» **Tarefas a realizar**
1) Verta para o inglês esta frase do artigo sobre sebos: "A bibliofilia é uma verdadeira arte desafiadora para colecionadores".
2) Prossiga com o artigo sobre sebos e bibliofilia a partir da última frase apresentada.

» **Artigo**
------------------------------------

Por Glauco Vieira, geógrafo e artista


Percorrer as áreas centrais das grandes cidades é uma aventura para qualquer amante dos livros. Há o termo mais apurado para os amadores com distinção – estes são os bibliófilos. A bibliofilia é uma verdadeira arte desafiadora para colecionadores. José Mindlin foi um de nossos principais, senão o maior, colecionador de livros raros no Brasil; ele até publicou uma espécie de manual no qual apresenta sua história e atividade na bibliofilia. A raridade de um livro deve atender a algumas condições: ser a primeira edição publicada, ser autografado pelo autor e, obviamente, possuir edição numerada. O Mindlin, e como tantos outros amantes do livro físico não pouparam esforços para agregar livros raros em suas coleções. Já amadores menos exigentes se deleitam simplesmente em garimpar alguns exemplares nos inúmeros sebos espalhados nas metrópoles tendo em vista os temas de suas predileções.


São nos grandes centros urbanos onde se concentram os sebos. Pelo menos isto garantia a presença de um público fiel peregrinando e compondo uma geografia “sagrada” nas cidades. Os leitores apaixonados em vasculhar religiosamente aqueles recantos cavernosos e empoeirados escondidos em guetos, galerias e zonas decadentes, mantinham suas trilhas de busca tendo o livro como um artefato quase que “sagrado”. Ao leitor eram exigidas algumas habilidades próximas as de um arqueólogo. Devia possuir conhecimentos de história, geografia, antropologia, filosofia, ademais ajudaria bastante se compreendessem outras línguas. Jorge Luis Borges reunia um pouco de todas estas competências. O escritor argentino defendia que os livros deveriam ser ordenados lado a lado nas estantes por afinidades eletivas e não simplesmente por um código de catalogação universal. Todo leitor que se perdia no labirinto dos sebos sabia se encontrar na ordem do caos. Um Lukács, por exemplo, estaria dialogando melhor na mesma estante com Marx do que numa estante da seção “Artes”. Assim como um Machado de Assis casaria bem ladeado com um Freud do que na prateleira de literatura nacional.

------------------------------------

» **Informações fornecidas**
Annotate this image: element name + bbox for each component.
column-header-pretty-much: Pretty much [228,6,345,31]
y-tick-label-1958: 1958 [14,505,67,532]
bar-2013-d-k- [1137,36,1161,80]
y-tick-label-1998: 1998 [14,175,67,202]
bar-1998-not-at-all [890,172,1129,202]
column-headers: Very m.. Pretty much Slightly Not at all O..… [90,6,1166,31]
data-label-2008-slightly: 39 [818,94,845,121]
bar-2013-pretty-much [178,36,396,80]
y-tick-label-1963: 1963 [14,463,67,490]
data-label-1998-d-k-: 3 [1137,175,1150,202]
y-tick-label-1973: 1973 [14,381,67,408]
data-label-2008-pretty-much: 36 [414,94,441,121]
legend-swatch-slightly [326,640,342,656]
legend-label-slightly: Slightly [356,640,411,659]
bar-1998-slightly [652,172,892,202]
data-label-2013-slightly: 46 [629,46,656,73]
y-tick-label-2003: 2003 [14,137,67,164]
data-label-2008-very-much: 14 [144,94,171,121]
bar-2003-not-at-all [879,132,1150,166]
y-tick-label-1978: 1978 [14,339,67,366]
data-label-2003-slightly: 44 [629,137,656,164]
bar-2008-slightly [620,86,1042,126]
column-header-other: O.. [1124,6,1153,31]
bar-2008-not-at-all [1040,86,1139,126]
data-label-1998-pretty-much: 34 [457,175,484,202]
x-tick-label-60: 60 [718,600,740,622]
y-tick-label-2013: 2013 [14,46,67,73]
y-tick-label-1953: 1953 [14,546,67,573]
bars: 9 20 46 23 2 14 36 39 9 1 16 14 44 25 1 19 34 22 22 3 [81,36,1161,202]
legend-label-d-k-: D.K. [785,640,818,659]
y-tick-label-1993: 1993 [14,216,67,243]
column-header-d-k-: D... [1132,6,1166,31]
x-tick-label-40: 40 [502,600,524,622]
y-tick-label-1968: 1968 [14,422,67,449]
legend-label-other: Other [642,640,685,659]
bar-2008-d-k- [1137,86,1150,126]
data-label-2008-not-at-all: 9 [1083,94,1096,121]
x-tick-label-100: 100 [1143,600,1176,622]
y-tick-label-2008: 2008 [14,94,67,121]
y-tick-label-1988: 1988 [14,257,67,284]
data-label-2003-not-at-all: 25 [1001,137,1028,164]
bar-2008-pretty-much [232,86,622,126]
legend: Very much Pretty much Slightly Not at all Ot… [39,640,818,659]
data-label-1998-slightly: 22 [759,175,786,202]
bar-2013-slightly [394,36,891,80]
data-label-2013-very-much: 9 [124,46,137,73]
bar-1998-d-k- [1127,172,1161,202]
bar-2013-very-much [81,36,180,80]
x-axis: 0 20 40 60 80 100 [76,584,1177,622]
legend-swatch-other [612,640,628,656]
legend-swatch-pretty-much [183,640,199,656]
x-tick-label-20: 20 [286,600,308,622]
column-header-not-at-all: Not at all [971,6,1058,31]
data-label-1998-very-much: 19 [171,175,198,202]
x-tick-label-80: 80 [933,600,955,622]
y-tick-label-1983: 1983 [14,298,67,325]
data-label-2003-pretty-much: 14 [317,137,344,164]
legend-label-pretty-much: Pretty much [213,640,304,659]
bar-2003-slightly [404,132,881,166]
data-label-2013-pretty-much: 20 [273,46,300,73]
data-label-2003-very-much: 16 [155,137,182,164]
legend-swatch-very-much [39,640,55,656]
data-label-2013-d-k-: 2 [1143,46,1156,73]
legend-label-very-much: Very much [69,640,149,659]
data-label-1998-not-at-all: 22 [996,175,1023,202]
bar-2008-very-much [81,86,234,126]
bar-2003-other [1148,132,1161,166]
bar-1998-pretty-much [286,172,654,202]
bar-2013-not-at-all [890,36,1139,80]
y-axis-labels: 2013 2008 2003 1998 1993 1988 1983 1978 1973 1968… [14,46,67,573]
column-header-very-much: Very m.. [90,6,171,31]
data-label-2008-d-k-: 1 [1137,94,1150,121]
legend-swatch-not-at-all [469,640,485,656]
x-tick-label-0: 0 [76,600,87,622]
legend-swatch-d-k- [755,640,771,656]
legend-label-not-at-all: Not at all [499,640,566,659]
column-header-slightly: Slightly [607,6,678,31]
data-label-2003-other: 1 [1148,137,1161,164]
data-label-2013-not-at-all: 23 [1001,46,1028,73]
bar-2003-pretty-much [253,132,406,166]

------------------------------------

» **Respostas às tarefas**
1) Bibliophily is a truly challenging art for collectors.

2)
Mas os sebos foram se sofisticando, e esta lógica “arqueológica” dos leitores das gerações de outrora passou a se estruturar diferentemente. As lojas de livros usados tiveram que se ajustar ao novo público e mercado. O olhar por entre os volumes empoeirados em prateleiras pensas com pilhas de edições antigas ou seminovas parece ser uma prática a se tornar obsoleta. Pelo menos até os anos 1990 e primeiro decênio do século XXI o trabalho de busca num sebo ainda era muito praticado. Depois, com o incremento do meio digital, as bibliotecas e os sebos foram também digitalizando seus acervos. Através da internet os leitores agora podem conferir seus milhares de exemplares. O contato direto com os livros vai sendo substituído pelo teclado em busca virtual dos títulos.


Já não se pode testemunhar como os livros estão dialogando nas estantes e nem mesmo de misturar entre os outros aquele que gostaria de adquirir em outra vez quando voltasse àquele “santo” lugar; nem mesmo tomar um cafezinho com o livreiro e pescar aquele livro que ele acabara de receber ou de negociar um preço justo ou amenizado com ele; e nem mesmo encontrar outros leitores para permutar informações sobre livros proibidos pela censura em gerações mais antigas; e nem muito menos de se perder na cidade para se encontrar outra vez na célere vida ajustada pelo tempo do capital e que se ganhava no prazer inegociável das leituras de meia página roubadas.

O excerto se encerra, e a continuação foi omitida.